[Job] Go through each line of the records below and count those with the word "points"; give only the total.

[Items from a dataset]
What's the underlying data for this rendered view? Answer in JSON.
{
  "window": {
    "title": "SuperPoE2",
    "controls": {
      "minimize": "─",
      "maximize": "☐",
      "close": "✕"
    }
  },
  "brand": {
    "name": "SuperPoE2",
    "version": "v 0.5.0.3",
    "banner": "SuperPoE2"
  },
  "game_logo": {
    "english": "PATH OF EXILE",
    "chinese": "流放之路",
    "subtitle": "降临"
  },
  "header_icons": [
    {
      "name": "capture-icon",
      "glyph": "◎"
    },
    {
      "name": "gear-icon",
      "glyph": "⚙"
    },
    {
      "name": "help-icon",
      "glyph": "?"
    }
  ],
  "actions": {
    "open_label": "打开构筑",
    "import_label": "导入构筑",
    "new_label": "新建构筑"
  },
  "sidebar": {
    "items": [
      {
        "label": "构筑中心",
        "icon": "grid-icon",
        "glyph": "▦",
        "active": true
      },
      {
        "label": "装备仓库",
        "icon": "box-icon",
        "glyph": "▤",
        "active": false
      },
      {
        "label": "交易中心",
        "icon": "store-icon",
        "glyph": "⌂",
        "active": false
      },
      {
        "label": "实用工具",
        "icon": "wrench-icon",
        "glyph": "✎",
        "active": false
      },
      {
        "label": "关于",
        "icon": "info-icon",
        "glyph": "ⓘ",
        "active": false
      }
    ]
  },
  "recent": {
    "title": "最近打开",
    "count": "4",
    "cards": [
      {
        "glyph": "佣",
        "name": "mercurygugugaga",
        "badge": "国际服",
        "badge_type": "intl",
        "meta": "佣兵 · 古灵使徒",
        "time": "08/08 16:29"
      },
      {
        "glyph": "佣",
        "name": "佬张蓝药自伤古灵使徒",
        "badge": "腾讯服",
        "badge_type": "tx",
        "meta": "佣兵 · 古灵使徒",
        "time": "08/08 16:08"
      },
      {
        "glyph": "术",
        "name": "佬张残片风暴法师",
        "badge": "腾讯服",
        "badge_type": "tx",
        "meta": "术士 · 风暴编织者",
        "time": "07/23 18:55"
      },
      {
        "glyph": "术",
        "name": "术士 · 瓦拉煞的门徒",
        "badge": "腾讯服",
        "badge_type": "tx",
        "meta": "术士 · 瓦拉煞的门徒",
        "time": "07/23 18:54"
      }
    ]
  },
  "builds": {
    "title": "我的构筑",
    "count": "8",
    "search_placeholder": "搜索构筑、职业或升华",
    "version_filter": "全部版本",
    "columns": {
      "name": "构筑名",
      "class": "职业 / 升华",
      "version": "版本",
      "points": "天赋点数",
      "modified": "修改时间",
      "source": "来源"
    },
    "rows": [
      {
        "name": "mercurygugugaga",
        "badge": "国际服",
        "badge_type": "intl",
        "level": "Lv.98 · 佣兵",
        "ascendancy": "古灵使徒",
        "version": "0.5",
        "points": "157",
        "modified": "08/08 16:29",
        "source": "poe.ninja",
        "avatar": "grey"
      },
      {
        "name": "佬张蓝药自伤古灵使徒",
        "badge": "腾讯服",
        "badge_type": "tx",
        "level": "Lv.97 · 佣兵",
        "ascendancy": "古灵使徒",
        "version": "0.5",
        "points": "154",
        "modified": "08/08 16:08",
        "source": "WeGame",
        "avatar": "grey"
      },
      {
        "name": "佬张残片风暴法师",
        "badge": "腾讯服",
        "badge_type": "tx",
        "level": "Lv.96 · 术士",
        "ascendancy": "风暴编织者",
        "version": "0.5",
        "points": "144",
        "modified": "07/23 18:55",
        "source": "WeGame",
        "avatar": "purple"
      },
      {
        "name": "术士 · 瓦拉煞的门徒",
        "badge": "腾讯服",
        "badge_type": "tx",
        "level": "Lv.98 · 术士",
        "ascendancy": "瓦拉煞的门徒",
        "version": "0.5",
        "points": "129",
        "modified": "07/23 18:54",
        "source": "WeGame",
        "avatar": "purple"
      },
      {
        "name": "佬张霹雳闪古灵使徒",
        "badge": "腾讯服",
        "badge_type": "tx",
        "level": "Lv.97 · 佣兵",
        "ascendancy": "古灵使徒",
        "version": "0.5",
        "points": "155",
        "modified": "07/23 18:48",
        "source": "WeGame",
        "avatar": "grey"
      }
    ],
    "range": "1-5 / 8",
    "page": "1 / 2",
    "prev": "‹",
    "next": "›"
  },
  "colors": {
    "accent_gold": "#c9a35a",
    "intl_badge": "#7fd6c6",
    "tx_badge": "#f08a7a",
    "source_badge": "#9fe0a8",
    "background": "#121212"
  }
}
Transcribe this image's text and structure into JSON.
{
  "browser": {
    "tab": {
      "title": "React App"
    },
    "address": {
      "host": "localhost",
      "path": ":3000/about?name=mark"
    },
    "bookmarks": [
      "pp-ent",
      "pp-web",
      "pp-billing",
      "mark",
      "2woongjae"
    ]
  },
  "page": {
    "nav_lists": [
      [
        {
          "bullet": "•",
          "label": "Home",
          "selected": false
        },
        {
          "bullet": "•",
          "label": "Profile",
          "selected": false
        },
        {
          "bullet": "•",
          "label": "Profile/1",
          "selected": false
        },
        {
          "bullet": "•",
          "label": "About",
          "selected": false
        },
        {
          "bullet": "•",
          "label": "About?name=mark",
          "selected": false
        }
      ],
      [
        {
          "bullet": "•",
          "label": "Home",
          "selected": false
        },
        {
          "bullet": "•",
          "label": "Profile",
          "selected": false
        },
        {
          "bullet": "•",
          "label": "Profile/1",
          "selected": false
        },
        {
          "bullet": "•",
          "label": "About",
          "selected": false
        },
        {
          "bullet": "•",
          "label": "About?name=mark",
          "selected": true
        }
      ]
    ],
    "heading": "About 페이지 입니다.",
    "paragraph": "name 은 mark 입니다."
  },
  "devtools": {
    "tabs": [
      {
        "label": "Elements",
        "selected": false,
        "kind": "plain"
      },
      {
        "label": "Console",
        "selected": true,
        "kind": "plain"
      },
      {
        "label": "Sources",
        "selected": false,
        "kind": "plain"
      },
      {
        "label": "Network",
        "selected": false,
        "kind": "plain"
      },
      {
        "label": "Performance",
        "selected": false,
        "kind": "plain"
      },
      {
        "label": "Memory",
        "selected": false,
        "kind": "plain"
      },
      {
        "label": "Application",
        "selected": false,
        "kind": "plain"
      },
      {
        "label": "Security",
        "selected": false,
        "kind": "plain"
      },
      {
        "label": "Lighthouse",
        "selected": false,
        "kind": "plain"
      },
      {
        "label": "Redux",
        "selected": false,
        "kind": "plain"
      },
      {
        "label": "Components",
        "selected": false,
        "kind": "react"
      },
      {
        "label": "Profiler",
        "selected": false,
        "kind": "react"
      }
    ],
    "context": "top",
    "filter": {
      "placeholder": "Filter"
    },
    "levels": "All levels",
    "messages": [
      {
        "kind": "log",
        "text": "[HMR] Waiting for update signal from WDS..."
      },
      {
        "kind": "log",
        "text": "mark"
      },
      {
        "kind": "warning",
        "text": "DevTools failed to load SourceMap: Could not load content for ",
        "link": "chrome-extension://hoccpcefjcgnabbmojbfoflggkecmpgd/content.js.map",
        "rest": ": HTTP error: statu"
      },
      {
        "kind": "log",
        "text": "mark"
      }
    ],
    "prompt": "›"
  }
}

[Exercise solution] 6